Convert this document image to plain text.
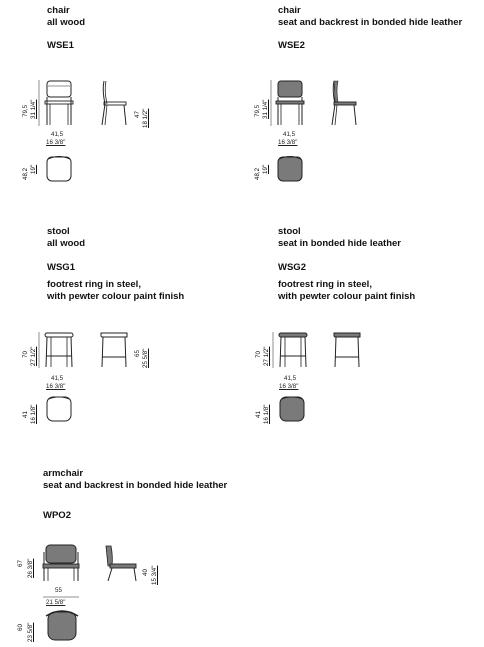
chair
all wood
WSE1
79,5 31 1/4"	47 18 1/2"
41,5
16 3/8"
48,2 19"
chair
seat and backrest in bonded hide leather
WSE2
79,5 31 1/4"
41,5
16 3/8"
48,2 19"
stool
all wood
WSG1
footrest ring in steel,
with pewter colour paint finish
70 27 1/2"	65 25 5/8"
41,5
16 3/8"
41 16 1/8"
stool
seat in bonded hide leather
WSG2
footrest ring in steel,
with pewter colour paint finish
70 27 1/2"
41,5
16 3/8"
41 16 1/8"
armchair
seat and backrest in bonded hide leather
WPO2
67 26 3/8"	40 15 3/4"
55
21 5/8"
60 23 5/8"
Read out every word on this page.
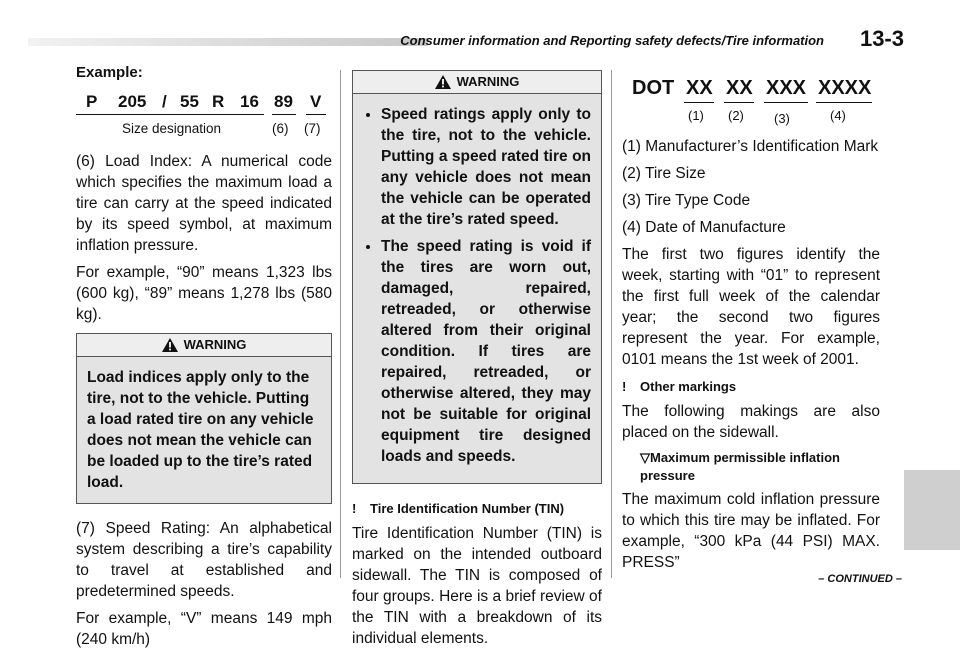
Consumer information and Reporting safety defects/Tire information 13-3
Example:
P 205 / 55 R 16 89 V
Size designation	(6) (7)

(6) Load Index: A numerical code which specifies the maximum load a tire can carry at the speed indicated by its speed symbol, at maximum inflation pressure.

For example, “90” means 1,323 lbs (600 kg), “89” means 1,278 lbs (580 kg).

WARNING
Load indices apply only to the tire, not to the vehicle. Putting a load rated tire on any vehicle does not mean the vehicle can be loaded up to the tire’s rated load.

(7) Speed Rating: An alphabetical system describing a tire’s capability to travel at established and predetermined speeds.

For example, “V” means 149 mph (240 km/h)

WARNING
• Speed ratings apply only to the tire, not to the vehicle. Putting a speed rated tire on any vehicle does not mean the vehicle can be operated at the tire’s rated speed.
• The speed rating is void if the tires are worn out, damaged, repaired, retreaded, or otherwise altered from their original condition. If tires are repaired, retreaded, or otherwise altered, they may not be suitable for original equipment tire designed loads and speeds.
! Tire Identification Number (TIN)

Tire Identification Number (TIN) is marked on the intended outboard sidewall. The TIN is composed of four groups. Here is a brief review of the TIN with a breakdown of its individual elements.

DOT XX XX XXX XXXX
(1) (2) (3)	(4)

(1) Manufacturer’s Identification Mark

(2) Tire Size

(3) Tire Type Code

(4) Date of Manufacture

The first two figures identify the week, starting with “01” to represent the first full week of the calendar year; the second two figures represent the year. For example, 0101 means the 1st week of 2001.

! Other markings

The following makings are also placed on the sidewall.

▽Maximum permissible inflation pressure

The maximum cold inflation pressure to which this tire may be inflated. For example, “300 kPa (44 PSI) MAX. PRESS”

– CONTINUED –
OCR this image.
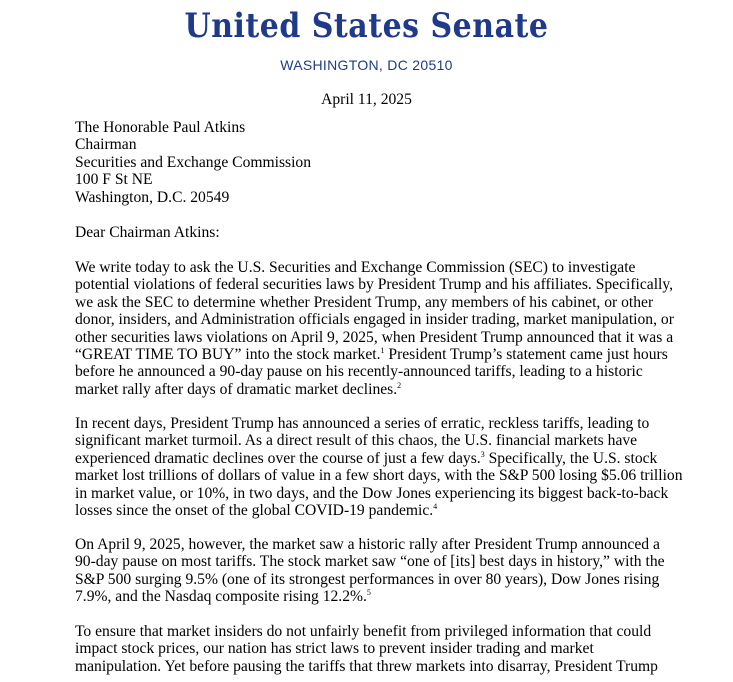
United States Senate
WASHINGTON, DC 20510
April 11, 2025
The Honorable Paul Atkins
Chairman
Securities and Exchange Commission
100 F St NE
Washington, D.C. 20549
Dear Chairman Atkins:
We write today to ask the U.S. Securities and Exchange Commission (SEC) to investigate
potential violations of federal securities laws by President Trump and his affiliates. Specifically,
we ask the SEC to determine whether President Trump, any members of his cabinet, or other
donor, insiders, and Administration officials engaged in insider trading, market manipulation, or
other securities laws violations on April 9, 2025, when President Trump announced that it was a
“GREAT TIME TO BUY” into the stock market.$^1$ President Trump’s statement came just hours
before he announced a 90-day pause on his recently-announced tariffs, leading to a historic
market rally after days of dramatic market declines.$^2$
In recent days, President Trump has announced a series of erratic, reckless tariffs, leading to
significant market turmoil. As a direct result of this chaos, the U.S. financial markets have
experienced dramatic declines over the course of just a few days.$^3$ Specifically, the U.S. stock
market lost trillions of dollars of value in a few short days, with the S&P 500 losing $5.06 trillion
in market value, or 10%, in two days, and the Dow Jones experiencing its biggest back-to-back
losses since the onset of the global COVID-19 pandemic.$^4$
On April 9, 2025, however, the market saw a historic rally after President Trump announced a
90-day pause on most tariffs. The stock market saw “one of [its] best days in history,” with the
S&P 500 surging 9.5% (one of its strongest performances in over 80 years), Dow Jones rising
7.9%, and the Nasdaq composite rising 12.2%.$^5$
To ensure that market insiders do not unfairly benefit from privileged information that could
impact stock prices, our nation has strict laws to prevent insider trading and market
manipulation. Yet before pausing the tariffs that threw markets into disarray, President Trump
────────────────────
= PROBLEM TO WORK ON =
Among the entries above, identify all lines with "tariffs" and copy them.

= SOLUTION =
before he announced a 90-day pause on his recently-announced tariffs, leading to a historic
In recent days, President Trump has announced a series of erratic, reckless tariffs, leading to
90-day pause on most tariffs. The stock market saw “one of [its] best days in history,” with the
manipulation. Yet before pausing the tariffs that threw markets into disarray, President Trump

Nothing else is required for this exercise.